WHAT IS EXPECTED
Update the listing by replacing every "axes-frame" with "plot-area", leaving all other text unchanged.

::: INFORMATION SUPPLIED

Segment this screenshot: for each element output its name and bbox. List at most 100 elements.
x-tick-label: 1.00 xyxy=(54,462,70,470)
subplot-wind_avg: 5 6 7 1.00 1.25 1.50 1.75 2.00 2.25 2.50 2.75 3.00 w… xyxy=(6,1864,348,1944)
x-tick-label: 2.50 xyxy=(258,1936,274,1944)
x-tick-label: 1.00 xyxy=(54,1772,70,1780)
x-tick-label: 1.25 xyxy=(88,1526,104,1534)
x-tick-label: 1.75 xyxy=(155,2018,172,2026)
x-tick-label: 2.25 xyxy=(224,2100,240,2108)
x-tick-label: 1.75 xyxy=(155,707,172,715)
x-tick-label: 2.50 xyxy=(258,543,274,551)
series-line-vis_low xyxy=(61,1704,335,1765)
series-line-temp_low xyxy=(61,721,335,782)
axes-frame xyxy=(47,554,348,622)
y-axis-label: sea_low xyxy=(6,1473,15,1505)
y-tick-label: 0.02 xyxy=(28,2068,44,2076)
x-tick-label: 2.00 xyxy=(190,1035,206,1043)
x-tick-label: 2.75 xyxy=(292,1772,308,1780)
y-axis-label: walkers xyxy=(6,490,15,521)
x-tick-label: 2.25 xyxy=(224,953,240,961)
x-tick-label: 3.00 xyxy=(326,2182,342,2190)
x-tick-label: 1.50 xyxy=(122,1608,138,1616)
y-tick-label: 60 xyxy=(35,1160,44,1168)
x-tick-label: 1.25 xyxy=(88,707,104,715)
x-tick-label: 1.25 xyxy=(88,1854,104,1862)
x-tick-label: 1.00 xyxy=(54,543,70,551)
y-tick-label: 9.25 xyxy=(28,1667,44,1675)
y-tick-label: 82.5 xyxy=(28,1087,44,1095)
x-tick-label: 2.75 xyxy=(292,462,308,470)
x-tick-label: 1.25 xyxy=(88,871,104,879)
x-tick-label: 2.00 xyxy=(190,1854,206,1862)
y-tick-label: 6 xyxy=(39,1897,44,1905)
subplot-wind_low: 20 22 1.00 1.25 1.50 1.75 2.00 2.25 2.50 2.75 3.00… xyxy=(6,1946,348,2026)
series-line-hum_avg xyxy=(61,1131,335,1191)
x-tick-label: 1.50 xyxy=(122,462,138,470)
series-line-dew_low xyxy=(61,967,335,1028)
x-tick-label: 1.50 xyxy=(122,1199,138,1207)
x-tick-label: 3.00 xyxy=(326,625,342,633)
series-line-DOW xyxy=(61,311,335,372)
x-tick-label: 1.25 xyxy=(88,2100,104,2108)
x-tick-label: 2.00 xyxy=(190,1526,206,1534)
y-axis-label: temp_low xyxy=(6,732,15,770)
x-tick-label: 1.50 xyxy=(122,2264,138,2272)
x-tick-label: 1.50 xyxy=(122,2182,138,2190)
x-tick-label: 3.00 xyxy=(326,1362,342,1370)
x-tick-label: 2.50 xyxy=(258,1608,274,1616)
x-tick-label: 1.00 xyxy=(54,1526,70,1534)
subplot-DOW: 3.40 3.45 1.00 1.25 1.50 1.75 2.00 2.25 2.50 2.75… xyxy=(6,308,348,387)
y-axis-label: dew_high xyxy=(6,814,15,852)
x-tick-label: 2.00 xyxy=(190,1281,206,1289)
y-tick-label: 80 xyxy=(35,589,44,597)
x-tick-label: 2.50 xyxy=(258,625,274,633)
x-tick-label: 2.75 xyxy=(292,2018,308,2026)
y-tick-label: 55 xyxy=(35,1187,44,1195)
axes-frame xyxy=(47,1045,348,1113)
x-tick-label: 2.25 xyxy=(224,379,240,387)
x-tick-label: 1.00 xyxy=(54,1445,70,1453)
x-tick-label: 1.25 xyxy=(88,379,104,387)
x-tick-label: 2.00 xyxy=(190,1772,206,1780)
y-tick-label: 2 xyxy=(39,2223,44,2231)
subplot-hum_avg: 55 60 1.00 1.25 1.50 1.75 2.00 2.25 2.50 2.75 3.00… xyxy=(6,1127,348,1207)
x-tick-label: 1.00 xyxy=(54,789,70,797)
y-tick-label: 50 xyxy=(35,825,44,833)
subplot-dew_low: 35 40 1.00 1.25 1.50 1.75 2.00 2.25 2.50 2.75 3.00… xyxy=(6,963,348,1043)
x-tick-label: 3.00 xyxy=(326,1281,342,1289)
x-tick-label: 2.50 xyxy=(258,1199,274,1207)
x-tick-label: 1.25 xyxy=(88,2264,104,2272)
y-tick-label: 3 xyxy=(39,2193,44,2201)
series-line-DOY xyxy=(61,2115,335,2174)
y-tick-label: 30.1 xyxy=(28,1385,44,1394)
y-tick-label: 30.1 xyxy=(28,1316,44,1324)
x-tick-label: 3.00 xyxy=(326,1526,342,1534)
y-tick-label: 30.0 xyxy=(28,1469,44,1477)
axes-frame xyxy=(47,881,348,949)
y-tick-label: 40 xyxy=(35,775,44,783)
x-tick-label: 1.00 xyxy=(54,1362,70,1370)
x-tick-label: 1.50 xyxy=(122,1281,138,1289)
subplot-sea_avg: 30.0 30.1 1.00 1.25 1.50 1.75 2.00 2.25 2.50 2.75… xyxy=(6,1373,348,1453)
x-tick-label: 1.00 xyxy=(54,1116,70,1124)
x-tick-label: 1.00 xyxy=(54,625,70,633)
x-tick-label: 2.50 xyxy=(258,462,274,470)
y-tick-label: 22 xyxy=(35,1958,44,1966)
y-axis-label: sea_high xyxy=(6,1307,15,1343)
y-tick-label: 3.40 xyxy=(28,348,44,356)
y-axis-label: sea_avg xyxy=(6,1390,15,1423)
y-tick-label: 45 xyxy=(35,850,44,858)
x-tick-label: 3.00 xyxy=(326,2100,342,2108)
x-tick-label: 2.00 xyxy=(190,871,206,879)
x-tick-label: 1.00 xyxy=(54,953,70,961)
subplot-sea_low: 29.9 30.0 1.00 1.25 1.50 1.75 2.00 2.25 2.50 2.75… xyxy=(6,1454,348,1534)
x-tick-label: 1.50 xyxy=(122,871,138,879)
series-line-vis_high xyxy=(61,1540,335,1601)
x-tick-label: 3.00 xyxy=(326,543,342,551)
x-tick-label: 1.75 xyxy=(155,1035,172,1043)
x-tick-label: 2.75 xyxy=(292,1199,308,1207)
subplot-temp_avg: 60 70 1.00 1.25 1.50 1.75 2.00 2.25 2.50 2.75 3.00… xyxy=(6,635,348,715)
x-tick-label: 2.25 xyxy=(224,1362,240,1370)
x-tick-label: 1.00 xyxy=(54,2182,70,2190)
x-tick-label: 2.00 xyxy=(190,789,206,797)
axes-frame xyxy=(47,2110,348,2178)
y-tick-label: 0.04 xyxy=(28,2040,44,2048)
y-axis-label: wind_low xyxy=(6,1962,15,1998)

::::::

SOLUTION TO THIS PROBLEM
Segment this screenshot: for each element output its name and bbox. List at most 100 elements.
x-tick-label: 1.00 xyxy=(54,462,70,470)
subplot-wind_avg: 5 6 7 1.00 1.25 1.50 1.75 2.00 2.25 2.50 2.75 3.00 w… xyxy=(6,1864,348,1944)
x-tick-label: 2.50 xyxy=(258,1936,274,1944)
x-tick-label: 1.00 xyxy=(54,1772,70,1780)
x-tick-label: 1.25 xyxy=(88,1526,104,1534)
x-tick-label: 1.75 xyxy=(155,2018,172,2026)
x-tick-label: 2.25 xyxy=(224,2100,240,2108)
x-tick-label: 1.75 xyxy=(155,707,172,715)
x-tick-label: 2.50 xyxy=(258,543,274,551)
series-line-vis_low xyxy=(61,1704,335,1765)
series-line-temp_low xyxy=(61,721,335,782)
plot-area xyxy=(47,554,348,622)
y-axis-label: sea_low xyxy=(6,1473,15,1505)
y-tick-label: 0.02 xyxy=(28,2068,44,2076)
x-tick-label: 2.00 xyxy=(190,1035,206,1043)
x-tick-label: 2.75 xyxy=(292,1772,308,1780)
y-axis-label: walkers xyxy=(6,490,15,521)
x-tick-label: 2.25 xyxy=(224,953,240,961)
x-tick-label: 3.00 xyxy=(326,2182,342,2190)
x-tick-label: 1.50 xyxy=(122,1608,138,1616)
y-tick-label: 60 xyxy=(35,1160,44,1168)
x-tick-label: 1.25 xyxy=(88,707,104,715)
x-tick-label: 1.25 xyxy=(88,1854,104,1862)
x-tick-label: 1.00 xyxy=(54,543,70,551)
y-tick-label: 9.25 xyxy=(28,1667,44,1675)
y-tick-label: 82.5 xyxy=(28,1087,44,1095)
x-tick-label: 2.75 xyxy=(292,462,308,470)
x-tick-label: 1.25 xyxy=(88,871,104,879)
x-tick-label: 2.00 xyxy=(190,1854,206,1862)
y-tick-label: 6 xyxy=(39,1897,44,1905)
subplot-wind_low: 20 22 1.00 1.25 1.50 1.75 2.00 2.25 2.50 2.75 3.00… xyxy=(6,1946,348,2026)
series-line-hum_avg xyxy=(61,1131,335,1191)
x-tick-label: 1.50 xyxy=(122,462,138,470)
series-line-dew_low xyxy=(61,967,335,1028)
x-tick-label: 1.50 xyxy=(122,1199,138,1207)
x-tick-label: 3.00 xyxy=(326,625,342,633)
series-line-DOW xyxy=(61,311,335,372)
x-tick-label: 1.25 xyxy=(88,2100,104,2108)
x-tick-label: 2.00 xyxy=(190,1526,206,1534)
y-axis-label: temp_low xyxy=(6,732,15,770)
x-tick-label: 1.50 xyxy=(122,2264,138,2272)
x-tick-label: 1.50 xyxy=(122,2182,138,2190)
x-tick-label: 3.00 xyxy=(326,1362,342,1370)
x-tick-label: 2.50 xyxy=(258,1608,274,1616)
x-tick-label: 1.00 xyxy=(54,1526,70,1534)
subplot-DOW: 3.40 3.45 1.00 1.25 1.50 1.75 2.00 2.25 2.50 2.75… xyxy=(6,308,348,387)
y-axis-label: dew_high xyxy=(6,814,15,852)
x-tick-label: 2.00 xyxy=(190,1281,206,1289)
y-tick-label: 80 xyxy=(35,589,44,597)
x-tick-label: 2.50 xyxy=(258,625,274,633)
x-tick-label: 2.75 xyxy=(292,2018,308,2026)
y-tick-label: 55 xyxy=(35,1187,44,1195)
plot-area xyxy=(47,1045,348,1113)
x-tick-label: 2.25 xyxy=(224,379,240,387)
x-tick-label: 1.00 xyxy=(54,1445,70,1453)
x-tick-label: 1.25 xyxy=(88,379,104,387)
x-tick-label: 2.00 xyxy=(190,1772,206,1780)
y-tick-label: 2 xyxy=(39,2223,44,2231)
subplot-hum_avg: 55 60 1.00 1.25 1.50 1.75 2.00 2.25 2.50 2.75 3.00… xyxy=(6,1127,348,1207)
x-tick-label: 1.00 xyxy=(54,789,70,797)
y-tick-label: 50 xyxy=(35,825,44,833)
subplot-dew_low: 35 40 1.00 1.25 1.50 1.75 2.00 2.25 2.50 2.75 3.00… xyxy=(6,963,348,1043)
x-tick-label: 3.00 xyxy=(326,1281,342,1289)
x-tick-label: 2.50 xyxy=(258,1199,274,1207)
x-tick-label: 1.25 xyxy=(88,2264,104,2272)
y-tick-label: 3 xyxy=(39,2193,44,2201)
series-line-DOY xyxy=(61,2115,335,2174)
y-tick-label: 30.1 xyxy=(28,1385,44,1394)
y-tick-label: 30.1 xyxy=(28,1316,44,1324)
x-tick-label: 3.00 xyxy=(326,1526,342,1534)
y-tick-label: 30.0 xyxy=(28,1469,44,1477)
plot-area xyxy=(47,881,348,949)
y-tick-label: 40 xyxy=(35,775,44,783)
x-tick-label: 1.00 xyxy=(54,1362,70,1370)
x-tick-label: 1.50 xyxy=(122,1281,138,1289)
subplot-sea_avg: 30.0 30.1 1.00 1.25 1.50 1.75 2.00 2.25 2.50 2.75… xyxy=(6,1373,348,1453)
x-tick-label: 1.00 xyxy=(54,1116,70,1124)
x-tick-label: 1.00 xyxy=(54,625,70,633)
x-tick-label: 2.50 xyxy=(258,462,274,470)
y-tick-label: 22 xyxy=(35,1958,44,1966)
y-axis-label: sea_high xyxy=(6,1307,15,1343)
y-tick-label: 3.40 xyxy=(28,348,44,356)
y-axis-label: sea_avg xyxy=(6,1390,15,1423)
y-tick-label: 45 xyxy=(35,850,44,858)
x-tick-label: 3.00 xyxy=(326,2100,342,2108)
x-tick-label: 2.00 xyxy=(190,871,206,879)
x-tick-label: 1.00 xyxy=(54,953,70,961)
subplot-sea_low: 29.9 30.0 1.00 1.25 1.50 1.75 2.00 2.25 2.50 2.75… xyxy=(6,1454,348,1534)
x-tick-label: 1.50 xyxy=(122,871,138,879)
series-line-vis_high xyxy=(61,1540,335,1601)
x-tick-label: 3.00 xyxy=(326,543,342,551)
x-tick-label: 1.75 xyxy=(155,1035,172,1043)
x-tick-label: 2.75 xyxy=(292,1199,308,1207)
subplot-temp_avg: 60 70 1.00 1.25 1.50 1.75 2.00 2.25 2.50 2.75 3.00… xyxy=(6,635,348,715)
x-tick-label: 2.25 xyxy=(224,1362,240,1370)
x-tick-label: 1.00 xyxy=(54,2182,70,2190)
x-tick-label: 2.00 xyxy=(190,789,206,797)
plot-area xyxy=(47,2110,348,2178)
y-tick-label: 0.04 xyxy=(28,2040,44,2048)
y-axis-label: wind_low xyxy=(6,1962,15,1998)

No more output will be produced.